[Stored entries]

———

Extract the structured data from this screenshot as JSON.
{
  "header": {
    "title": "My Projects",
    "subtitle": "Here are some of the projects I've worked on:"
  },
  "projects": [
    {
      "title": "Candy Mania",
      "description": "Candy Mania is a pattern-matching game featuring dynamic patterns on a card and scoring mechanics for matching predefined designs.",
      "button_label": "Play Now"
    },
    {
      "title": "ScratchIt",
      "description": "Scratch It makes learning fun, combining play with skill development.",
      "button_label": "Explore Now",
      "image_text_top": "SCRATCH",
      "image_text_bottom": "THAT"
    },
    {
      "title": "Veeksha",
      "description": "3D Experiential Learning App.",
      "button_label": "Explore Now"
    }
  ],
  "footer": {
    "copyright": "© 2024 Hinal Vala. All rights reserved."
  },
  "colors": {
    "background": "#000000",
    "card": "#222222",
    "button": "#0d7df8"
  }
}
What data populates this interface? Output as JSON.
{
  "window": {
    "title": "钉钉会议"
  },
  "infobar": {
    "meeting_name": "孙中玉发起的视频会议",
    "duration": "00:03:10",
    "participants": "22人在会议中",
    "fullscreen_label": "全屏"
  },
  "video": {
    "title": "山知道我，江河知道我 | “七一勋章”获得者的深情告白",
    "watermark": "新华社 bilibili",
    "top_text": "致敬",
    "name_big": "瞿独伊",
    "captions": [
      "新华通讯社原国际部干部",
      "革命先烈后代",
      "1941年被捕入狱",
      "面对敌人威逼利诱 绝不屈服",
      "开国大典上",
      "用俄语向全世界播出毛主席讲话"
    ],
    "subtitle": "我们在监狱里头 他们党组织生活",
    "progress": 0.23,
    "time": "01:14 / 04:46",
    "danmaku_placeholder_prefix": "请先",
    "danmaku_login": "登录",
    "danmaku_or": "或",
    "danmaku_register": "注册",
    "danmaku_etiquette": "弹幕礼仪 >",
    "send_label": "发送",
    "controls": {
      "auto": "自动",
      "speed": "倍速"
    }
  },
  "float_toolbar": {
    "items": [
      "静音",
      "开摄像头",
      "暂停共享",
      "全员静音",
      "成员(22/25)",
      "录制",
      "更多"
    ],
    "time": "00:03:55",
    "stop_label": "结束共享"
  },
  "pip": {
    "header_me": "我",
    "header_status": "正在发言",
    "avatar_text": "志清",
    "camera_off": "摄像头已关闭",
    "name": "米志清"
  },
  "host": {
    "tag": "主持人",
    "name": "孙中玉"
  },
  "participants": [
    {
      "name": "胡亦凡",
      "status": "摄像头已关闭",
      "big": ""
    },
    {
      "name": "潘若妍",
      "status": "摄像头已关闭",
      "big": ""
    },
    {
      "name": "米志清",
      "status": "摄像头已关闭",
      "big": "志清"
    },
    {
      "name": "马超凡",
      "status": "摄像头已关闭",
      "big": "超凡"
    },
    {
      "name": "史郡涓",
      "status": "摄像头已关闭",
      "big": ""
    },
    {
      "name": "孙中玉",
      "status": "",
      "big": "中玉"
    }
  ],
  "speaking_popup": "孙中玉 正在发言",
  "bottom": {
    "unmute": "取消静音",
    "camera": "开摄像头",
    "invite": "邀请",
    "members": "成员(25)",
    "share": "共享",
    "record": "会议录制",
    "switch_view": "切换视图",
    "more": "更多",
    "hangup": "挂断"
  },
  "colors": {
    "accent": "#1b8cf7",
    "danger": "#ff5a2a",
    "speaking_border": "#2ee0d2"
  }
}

———

EXERCISE DIRECTIONS => Write out the material from the first line to the last, exactly.

ANSWER FOR THIS EXERCISE =>
Extract the structured data from this screenshot as JSON.
{
  "header": {
    "title": "My Projects",
    "subtitle": "Here are some of the projects I've worked on:"
  },
  "projects": [
    {
      "title": "Candy Mania",
      "description": "Candy Mania is a pattern-matching game featuring dynamic patterns on a card and scoring mechanics for matching predefined designs.",
      "button_label": "Play Now"
    },
    {
      "title": "ScratchIt",
      "description": "Scratch It makes learning fun, combining play with skill development.",
      "button_label": "Explore Now",
      "image_text_top": "SCRATCH",
      "image_text_bottom": "THAT"
    },
    {
      "title": "Veeksha",
      "description": "3D Experiential Learning App.",
      "button_label": "Explore Now"
    }
  ],
  "footer": {
    "copyright": "© 2024 Hinal Vala. All rights reserved."
  },
  "colors": {
    "background": "#000000",
    "card": "#222222",
    "button": "#0d7df8"
  }
}
What data populates this interface? Output as JSON.
{
  "window": {
    "title": "钉钉会议"
  },
  "infobar": {
    "meeting_name": "孙中玉发起的视频会议",
    "duration": "00:03:10",
    "participants": "22人在会议中",
    "fullscreen_label": "全屏"
  },
  "video": {
    "title": "山知道我，江河知道我 | “七一勋章”获得者的深情告白",
    "watermark": "新华社 bilibili",
    "top_text": "致敬",
    "name_big": "瞿独伊",
    "captions": [
      "新华通讯社原国际部干部",
      "革命先烈后代",
      "1941年被捕入狱",
      "面对敌人威逼利诱 绝不屈服",
      "开国大典上",
      "用俄语向全世界播出毛主席讲话"
    ],
    "subtitle": "我们在监狱里头 他们党组织生活",
    "progress": 0.23,
    "time": "01:14 / 04:46",
    "danmaku_placeholder_prefix": "请先",
    "danmaku_login": "登录",
    "danmaku_or": "或",
    "danmaku_register": "注册",
    "danmaku_etiquette": "弹幕礼仪 >",
    "send_label": "发送",
    "controls": {
      "auto": "自动",
      "speed": "倍速"
    }
  },
  "float_toolbar": {
    "items": [
      "静音",
      "开摄像头",
      "暂停共享",
      "全员静音",
      "成员(22/25)",
      "录制",
      "更多"
    ],
    "time": "00:03:55",
    "stop_label": "结束共享"
  },
  "pip": {
    "header_me": "我",
    "header_status": "正在发言",
    "avatar_text": "志清",
    "camera_off": "摄像头已关闭",
    "name": "米志清"
  },
  "host": {
    "tag": "主持人",
    "name": "孙中玉"
  },
  "participants": [
    {
      "name": "胡亦凡",
      "status": "摄像头已关闭",
      "big": ""
    },
    {
      "name": "潘若妍",
      "status": "摄像头已关闭",
      "big": ""
    },
    {
      "name": "米志清",
      "status": "摄像头已关闭",
      "big": "志清"
    },
    {
      "name": "马超凡",
      "status": "摄像头已关闭",
      "big": "超凡"
    },
    {
      "name": "史郡涓",
      "status": "摄像头已关闭",
      "big": ""
    },
    {
      "name": "孙中玉",
      "status": "",
      "big": "中玉"
    }
  ],
  "speaking_popup": "孙中玉 正在发言",
  "bottom": {
    "unmute": "取消静音",
    "camera": "开摄像头",
    "invite": "邀请",
    "members": "成员(25)",
    "share": "共享",
    "record": "会议录制",
    "switch_view": "切换视图",
    "more": "更多",
    "hangup": "挂断"
  },
  "colors": {
    "accent": "#1b8cf7",
    "danger": "#ff5a2a",
    "speaking_border": "#2ee0d2"
  }
}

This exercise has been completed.